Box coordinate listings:
* begin *
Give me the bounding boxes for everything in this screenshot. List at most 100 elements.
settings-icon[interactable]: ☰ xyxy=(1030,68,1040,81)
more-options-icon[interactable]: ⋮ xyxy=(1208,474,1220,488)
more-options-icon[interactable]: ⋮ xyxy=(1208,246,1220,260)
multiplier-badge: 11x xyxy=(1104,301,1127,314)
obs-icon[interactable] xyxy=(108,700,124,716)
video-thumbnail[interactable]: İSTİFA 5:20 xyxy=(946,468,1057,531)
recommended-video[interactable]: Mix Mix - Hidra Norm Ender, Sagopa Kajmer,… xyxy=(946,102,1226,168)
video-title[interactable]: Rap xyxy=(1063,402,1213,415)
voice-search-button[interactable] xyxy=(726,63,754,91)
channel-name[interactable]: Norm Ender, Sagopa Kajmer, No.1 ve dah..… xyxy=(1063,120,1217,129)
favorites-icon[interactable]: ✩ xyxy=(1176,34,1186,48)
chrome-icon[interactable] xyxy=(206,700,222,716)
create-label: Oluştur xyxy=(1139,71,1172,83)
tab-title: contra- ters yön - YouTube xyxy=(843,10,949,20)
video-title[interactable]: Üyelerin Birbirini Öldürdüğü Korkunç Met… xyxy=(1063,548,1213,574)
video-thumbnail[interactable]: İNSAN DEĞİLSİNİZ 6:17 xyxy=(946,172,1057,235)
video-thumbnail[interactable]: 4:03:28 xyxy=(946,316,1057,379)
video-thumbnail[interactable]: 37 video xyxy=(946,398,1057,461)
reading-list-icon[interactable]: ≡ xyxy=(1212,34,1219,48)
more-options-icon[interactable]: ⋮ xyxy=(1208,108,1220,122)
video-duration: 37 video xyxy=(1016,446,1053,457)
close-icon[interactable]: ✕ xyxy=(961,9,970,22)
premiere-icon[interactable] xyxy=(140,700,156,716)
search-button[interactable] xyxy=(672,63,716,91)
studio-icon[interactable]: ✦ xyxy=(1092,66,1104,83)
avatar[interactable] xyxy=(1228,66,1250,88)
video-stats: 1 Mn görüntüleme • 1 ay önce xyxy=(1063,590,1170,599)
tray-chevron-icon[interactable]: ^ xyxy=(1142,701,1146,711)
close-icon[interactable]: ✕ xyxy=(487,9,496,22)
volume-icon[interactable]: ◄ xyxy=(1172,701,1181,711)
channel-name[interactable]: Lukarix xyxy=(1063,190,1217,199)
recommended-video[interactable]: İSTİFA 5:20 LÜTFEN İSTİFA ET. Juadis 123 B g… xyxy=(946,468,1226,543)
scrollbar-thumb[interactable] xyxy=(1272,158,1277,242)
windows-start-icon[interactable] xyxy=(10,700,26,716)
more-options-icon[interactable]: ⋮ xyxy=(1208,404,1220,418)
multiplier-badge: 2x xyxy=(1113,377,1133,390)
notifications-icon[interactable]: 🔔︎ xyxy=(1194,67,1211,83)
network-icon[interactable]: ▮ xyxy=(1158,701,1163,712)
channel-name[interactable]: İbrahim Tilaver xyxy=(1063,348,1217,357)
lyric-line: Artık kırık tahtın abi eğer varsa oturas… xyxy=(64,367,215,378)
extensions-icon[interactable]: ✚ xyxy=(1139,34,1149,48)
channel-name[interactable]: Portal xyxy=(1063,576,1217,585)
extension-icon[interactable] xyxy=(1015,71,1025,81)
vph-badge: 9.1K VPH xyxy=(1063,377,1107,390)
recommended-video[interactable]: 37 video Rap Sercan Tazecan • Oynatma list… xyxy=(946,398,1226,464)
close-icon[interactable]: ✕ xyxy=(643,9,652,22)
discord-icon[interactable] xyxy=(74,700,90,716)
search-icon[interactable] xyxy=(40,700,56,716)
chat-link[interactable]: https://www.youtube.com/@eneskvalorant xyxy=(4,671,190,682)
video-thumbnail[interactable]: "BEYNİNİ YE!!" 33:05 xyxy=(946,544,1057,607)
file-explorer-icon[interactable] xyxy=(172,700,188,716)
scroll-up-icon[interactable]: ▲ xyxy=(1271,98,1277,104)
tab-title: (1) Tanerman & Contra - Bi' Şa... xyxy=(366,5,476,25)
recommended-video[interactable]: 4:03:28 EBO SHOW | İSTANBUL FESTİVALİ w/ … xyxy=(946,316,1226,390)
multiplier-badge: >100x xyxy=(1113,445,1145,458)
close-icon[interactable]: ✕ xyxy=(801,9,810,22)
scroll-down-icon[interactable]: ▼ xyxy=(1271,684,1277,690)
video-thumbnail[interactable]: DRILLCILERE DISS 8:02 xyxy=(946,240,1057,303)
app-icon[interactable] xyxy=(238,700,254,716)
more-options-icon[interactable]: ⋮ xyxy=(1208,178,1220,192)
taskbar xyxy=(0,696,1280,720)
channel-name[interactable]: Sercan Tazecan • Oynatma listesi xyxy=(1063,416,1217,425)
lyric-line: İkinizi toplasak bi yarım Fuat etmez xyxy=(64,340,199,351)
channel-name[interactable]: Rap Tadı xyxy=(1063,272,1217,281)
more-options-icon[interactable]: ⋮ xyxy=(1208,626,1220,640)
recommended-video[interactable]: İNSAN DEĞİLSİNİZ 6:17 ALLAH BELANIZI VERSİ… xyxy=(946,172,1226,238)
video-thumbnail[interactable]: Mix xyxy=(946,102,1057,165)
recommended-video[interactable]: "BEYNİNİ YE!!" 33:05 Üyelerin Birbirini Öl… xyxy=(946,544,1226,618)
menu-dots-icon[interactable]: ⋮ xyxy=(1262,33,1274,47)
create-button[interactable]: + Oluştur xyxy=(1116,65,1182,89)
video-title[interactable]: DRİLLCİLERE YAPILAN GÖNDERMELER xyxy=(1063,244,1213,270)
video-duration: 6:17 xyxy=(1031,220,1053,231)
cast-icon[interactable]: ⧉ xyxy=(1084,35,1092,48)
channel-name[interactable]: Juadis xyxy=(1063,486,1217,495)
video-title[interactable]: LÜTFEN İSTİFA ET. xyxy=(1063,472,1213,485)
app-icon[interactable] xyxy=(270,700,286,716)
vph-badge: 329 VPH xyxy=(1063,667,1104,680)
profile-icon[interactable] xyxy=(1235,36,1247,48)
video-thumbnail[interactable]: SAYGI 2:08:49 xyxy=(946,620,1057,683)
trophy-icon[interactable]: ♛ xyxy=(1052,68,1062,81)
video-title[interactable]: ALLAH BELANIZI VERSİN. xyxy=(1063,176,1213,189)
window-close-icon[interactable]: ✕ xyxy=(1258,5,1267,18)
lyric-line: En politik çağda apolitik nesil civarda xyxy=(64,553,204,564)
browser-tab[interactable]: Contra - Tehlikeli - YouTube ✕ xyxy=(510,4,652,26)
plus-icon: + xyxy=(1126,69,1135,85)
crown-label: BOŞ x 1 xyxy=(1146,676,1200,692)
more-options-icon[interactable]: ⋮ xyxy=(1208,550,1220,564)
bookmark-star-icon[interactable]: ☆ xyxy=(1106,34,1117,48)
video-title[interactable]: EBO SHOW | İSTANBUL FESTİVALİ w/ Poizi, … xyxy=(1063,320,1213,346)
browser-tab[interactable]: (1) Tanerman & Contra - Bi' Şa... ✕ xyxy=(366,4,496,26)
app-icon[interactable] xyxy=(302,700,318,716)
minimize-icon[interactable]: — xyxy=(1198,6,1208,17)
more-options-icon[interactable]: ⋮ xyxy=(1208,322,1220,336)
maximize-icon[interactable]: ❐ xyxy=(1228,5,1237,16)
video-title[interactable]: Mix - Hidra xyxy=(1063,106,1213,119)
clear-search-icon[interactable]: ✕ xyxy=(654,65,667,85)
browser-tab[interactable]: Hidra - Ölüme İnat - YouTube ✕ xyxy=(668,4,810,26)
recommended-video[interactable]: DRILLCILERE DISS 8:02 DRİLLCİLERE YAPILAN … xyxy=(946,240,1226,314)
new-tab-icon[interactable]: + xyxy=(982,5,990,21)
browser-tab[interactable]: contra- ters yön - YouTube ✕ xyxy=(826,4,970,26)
* end *
Given problem:
Could you print, unchanged, everything from the start of the rows down to the line containing "recommended-video[interactable]: Mix Mix", with both of those lines included?

Answer to this task:
Give me the bounding boxes for everything in this screenshot. List at most 100 elements.
settings-icon[interactable]: ☰ xyxy=(1030,68,1040,81)
more-options-icon[interactable]: ⋮ xyxy=(1208,474,1220,488)
more-options-icon[interactable]: ⋮ xyxy=(1208,246,1220,260)
multiplier-badge: 11x xyxy=(1104,301,1127,314)
obs-icon[interactable] xyxy=(108,700,124,716)
video-thumbnail[interactable]: İSTİFA 5:20 xyxy=(946,468,1057,531)
recommended-video[interactable]: Mix Mix - Hidra Norm Ender, Sagopa Kajmer,… xyxy=(946,102,1226,168)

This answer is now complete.